Problem requirements — Can you print every one of the following lines again, character for character, with nothing changed?

· · ·

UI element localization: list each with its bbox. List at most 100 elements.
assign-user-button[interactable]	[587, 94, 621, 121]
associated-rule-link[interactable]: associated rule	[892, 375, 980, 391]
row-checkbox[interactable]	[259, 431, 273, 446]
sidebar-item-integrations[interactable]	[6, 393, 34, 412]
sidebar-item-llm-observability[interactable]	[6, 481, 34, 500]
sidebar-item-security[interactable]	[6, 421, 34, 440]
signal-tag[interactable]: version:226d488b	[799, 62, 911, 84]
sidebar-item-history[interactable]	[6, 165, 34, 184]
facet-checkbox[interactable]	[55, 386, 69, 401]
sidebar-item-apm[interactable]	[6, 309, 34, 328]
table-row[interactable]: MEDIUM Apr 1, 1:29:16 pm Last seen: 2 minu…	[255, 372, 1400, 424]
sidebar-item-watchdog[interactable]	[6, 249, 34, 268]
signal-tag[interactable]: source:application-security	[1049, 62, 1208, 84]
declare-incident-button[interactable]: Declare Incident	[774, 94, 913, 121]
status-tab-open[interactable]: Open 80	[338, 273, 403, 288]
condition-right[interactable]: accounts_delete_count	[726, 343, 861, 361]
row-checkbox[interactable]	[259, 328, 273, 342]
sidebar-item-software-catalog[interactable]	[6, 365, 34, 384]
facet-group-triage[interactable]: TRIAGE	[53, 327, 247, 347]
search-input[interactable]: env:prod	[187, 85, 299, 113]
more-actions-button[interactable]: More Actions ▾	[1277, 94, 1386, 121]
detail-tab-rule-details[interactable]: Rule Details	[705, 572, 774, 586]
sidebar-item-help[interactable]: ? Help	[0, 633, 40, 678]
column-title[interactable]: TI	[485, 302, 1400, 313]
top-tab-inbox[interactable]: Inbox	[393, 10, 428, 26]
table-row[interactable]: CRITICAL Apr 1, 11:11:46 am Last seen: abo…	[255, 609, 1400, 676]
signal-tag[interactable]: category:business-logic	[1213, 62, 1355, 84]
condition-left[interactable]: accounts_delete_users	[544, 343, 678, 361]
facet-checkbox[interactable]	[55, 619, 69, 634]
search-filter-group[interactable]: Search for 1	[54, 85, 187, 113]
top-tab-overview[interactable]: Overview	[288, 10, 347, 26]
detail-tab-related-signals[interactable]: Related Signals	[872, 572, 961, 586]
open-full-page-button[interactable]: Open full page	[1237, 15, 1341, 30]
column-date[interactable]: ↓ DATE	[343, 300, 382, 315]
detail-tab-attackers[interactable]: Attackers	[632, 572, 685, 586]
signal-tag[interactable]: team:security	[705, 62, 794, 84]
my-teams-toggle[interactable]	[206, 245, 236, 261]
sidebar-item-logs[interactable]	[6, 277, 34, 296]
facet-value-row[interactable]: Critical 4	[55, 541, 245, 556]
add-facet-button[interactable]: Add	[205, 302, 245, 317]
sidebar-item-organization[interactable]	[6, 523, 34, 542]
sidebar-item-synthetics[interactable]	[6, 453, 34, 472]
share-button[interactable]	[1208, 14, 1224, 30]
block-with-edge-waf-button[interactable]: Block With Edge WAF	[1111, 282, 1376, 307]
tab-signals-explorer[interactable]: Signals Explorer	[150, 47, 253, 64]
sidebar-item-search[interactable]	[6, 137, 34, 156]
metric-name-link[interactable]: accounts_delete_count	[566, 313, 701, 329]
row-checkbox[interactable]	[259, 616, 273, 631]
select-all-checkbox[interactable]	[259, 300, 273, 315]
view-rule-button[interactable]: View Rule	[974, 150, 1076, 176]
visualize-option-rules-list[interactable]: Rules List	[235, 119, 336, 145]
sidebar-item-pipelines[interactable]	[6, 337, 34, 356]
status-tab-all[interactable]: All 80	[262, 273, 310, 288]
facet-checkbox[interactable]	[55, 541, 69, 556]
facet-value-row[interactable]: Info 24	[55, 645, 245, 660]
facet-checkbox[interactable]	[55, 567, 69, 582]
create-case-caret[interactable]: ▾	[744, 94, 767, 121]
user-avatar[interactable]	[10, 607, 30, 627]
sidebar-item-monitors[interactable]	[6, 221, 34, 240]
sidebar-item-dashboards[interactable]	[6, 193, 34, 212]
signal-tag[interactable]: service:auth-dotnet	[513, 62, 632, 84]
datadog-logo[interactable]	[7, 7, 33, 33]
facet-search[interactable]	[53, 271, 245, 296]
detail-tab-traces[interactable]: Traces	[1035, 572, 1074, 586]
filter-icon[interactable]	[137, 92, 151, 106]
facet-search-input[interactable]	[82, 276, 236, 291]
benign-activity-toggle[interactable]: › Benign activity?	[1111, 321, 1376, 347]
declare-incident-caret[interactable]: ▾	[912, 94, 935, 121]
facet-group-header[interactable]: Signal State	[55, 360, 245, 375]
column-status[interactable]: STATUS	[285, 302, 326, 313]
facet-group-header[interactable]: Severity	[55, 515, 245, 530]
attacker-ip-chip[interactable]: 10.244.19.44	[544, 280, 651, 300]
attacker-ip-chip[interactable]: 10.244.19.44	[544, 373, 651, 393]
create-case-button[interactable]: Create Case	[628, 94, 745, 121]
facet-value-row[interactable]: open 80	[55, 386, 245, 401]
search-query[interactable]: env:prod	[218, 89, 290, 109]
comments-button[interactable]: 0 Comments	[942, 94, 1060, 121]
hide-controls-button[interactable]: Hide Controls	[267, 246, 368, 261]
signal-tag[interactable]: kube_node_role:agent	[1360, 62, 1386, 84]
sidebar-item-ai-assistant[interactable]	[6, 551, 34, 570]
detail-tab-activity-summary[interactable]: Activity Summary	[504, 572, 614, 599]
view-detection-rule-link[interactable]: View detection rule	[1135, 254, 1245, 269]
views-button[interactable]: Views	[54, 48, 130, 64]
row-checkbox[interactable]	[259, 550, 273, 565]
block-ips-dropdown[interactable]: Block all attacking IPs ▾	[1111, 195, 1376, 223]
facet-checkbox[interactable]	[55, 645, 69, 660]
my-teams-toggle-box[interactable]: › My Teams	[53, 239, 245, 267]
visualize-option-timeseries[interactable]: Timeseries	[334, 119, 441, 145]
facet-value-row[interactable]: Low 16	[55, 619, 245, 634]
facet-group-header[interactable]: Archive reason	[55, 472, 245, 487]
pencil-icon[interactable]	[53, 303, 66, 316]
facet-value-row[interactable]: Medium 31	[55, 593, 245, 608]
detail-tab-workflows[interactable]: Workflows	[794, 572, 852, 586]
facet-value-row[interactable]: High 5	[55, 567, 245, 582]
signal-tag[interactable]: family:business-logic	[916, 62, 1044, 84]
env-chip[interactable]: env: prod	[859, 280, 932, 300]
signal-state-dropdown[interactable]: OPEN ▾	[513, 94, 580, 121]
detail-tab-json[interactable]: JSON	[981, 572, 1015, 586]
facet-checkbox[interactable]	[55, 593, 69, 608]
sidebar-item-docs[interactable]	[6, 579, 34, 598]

· · ·

Complete output —
UI element localization: list each with its bbox. List at most 100 elements.
assign-user-button[interactable]	[587, 94, 621, 121]
associated-rule-link[interactable]: associated rule	[892, 375, 980, 391]
row-checkbox[interactable]	[259, 431, 273, 446]
sidebar-item-integrations[interactable]	[6, 393, 34, 412]
sidebar-item-llm-observability[interactable]	[6, 481, 34, 500]
sidebar-item-security[interactable]	[6, 421, 34, 440]
signal-tag[interactable]: version:226d488b	[799, 62, 911, 84]
sidebar-item-history[interactable]	[6, 165, 34, 184]
facet-checkbox[interactable]	[55, 386, 69, 401]
sidebar-item-apm[interactable]	[6, 309, 34, 328]
table-row[interactable]: MEDIUM Apr 1, 1:29:16 pm Last seen: 2 minu…	[255, 372, 1400, 424]
sidebar-item-watchdog[interactable]	[6, 249, 34, 268]
signal-tag[interactable]: source:application-security	[1049, 62, 1208, 84]
declare-incident-button[interactable]: Declare Incident	[774, 94, 913, 121]
status-tab-open[interactable]: Open 80	[338, 273, 403, 288]
condition-right[interactable]: accounts_delete_count	[726, 343, 861, 361]
row-checkbox[interactable]	[259, 328, 273, 342]
sidebar-item-software-catalog[interactable]	[6, 365, 34, 384]
facet-group-triage[interactable]: TRIAGE	[53, 327, 247, 347]
search-input[interactable]: env:prod	[187, 85, 299, 113]
more-actions-button[interactable]: More Actions ▾	[1277, 94, 1386, 121]
detail-tab-rule-details[interactable]: Rule Details	[705, 572, 774, 586]
sidebar-item-help[interactable]: ? Help	[0, 633, 40, 678]
column-title[interactable]: TI	[485, 302, 1400, 313]
top-tab-inbox[interactable]: Inbox	[393, 10, 428, 26]
table-row[interactable]: CRITICAL Apr 1, 11:11:46 am Last seen: abo…	[255, 609, 1400, 676]
signal-tag[interactable]: category:business-logic	[1213, 62, 1355, 84]
condition-left[interactable]: accounts_delete_users	[544, 343, 678, 361]
facet-checkbox[interactable]	[55, 619, 69, 634]
search-filter-group[interactable]: Search for 1	[54, 85, 187, 113]
top-tab-overview[interactable]: Overview	[288, 10, 347, 26]
detail-tab-related-signals[interactable]: Related Signals	[872, 572, 961, 586]
open-full-page-button[interactable]: Open full page	[1237, 15, 1341, 30]
column-date[interactable]: ↓ DATE	[343, 300, 382, 315]
detail-tab-attackers[interactable]: Attackers	[632, 572, 685, 586]
signal-tag[interactable]: team:security	[705, 62, 794, 84]
my-teams-toggle[interactable]	[206, 245, 236, 261]
sidebar-item-logs[interactable]	[6, 277, 34, 296]
facet-value-row[interactable]: Critical 4	[55, 541, 245, 556]
add-facet-button[interactable]: Add	[205, 302, 245, 317]
sidebar-item-organization[interactable]	[6, 523, 34, 542]
sidebar-item-synthetics[interactable]	[6, 453, 34, 472]
share-button[interactable]	[1208, 14, 1224, 30]
block-with-edge-waf-button[interactable]: Block With Edge WAF	[1111, 282, 1376, 307]
tab-signals-explorer[interactable]: Signals Explorer	[150, 47, 253, 64]
sidebar-item-search[interactable]	[6, 137, 34, 156]
metric-name-link[interactable]: accounts_delete_count	[566, 313, 701, 329]
row-checkbox[interactable]	[259, 616, 273, 631]
select-all-checkbox[interactable]	[259, 300, 273, 315]
view-rule-button[interactable]: View Rule	[974, 150, 1076, 176]
visualize-option-rules-list[interactable]: Rules List	[235, 119, 336, 145]
sidebar-item-pipelines[interactable]	[6, 337, 34, 356]
status-tab-all[interactable]: All 80	[262, 273, 310, 288]
facet-checkbox[interactable]	[55, 541, 69, 556]
facet-value-row[interactable]: Info 24	[55, 645, 245, 660]
facet-checkbox[interactable]	[55, 567, 69, 582]
create-case-caret[interactable]: ▾	[744, 94, 767, 121]
user-avatar[interactable]	[10, 607, 30, 627]
sidebar-item-monitors[interactable]	[6, 221, 34, 240]
sidebar-item-dashboards[interactable]	[6, 193, 34, 212]
signal-tag[interactable]: service:auth-dotnet	[513, 62, 632, 84]
datadog-logo[interactable]	[7, 7, 33, 33]
facet-search[interactable]	[53, 271, 245, 296]
detail-tab-traces[interactable]: Traces	[1035, 572, 1074, 586]
filter-icon[interactable]	[137, 92, 151, 106]
facet-search-input[interactable]	[82, 276, 236, 291]
benign-activity-toggle[interactable]: › Benign activity?	[1111, 321, 1376, 347]
declare-incident-caret[interactable]: ▾	[912, 94, 935, 121]
facet-group-header[interactable]: Signal State	[55, 360, 245, 375]
column-status[interactable]: STATUS	[285, 302, 326, 313]
facet-group-header[interactable]: Severity	[55, 515, 245, 530]
attacker-ip-chip[interactable]: 10.244.19.44	[544, 280, 651, 300]
attacker-ip-chip[interactable]: 10.244.19.44	[544, 373, 651, 393]
create-case-button[interactable]: Create Case	[628, 94, 745, 121]
facet-value-row[interactable]: open 80	[55, 386, 245, 401]
search-query[interactable]: env:prod	[218, 89, 290, 109]
comments-button[interactable]: 0 Comments	[942, 94, 1060, 121]
hide-controls-button[interactable]: Hide Controls	[267, 246, 368, 261]
signal-tag[interactable]: kube_node_role:agent	[1360, 62, 1386, 84]
sidebar-item-ai-assistant[interactable]	[6, 551, 34, 570]
detail-tab-activity-summary[interactable]: Activity Summary	[504, 572, 614, 599]
view-detection-rule-link[interactable]: View detection rule	[1135, 254, 1245, 269]
views-button[interactable]: Views	[54, 48, 130, 64]
row-checkbox[interactable]	[259, 550, 273, 565]
block-ips-dropdown[interactable]: Block all attacking IPs ▾	[1111, 195, 1376, 223]
facet-checkbox[interactable]	[55, 645, 69, 660]
my-teams-toggle-box[interactable]: › My Teams	[53, 239, 245, 267]
visualize-option-timeseries[interactable]: Timeseries	[334, 119, 441, 145]
facet-value-row[interactable]: Low 16	[55, 619, 245, 634]
facet-group-header[interactable]: Archive reason	[55, 472, 245, 487]
pencil-icon[interactable]	[53, 303, 66, 316]
facet-value-row[interactable]: Medium 31	[55, 593, 245, 608]
detail-tab-workflows[interactable]: Workflows	[794, 572, 852, 586]
facet-value-row[interactable]: High 5	[55, 567, 245, 582]
signal-tag[interactable]: family:business-logic	[916, 62, 1044, 84]
env-chip[interactable]: env: prod	[859, 280, 932, 300]
signal-state-dropdown[interactable]: OPEN ▾	[513, 94, 580, 121]
detail-tab-json[interactable]: JSON	[981, 572, 1015, 586]
facet-checkbox[interactable]	[55, 593, 69, 608]
sidebar-item-docs[interactable]	[6, 579, 34, 598]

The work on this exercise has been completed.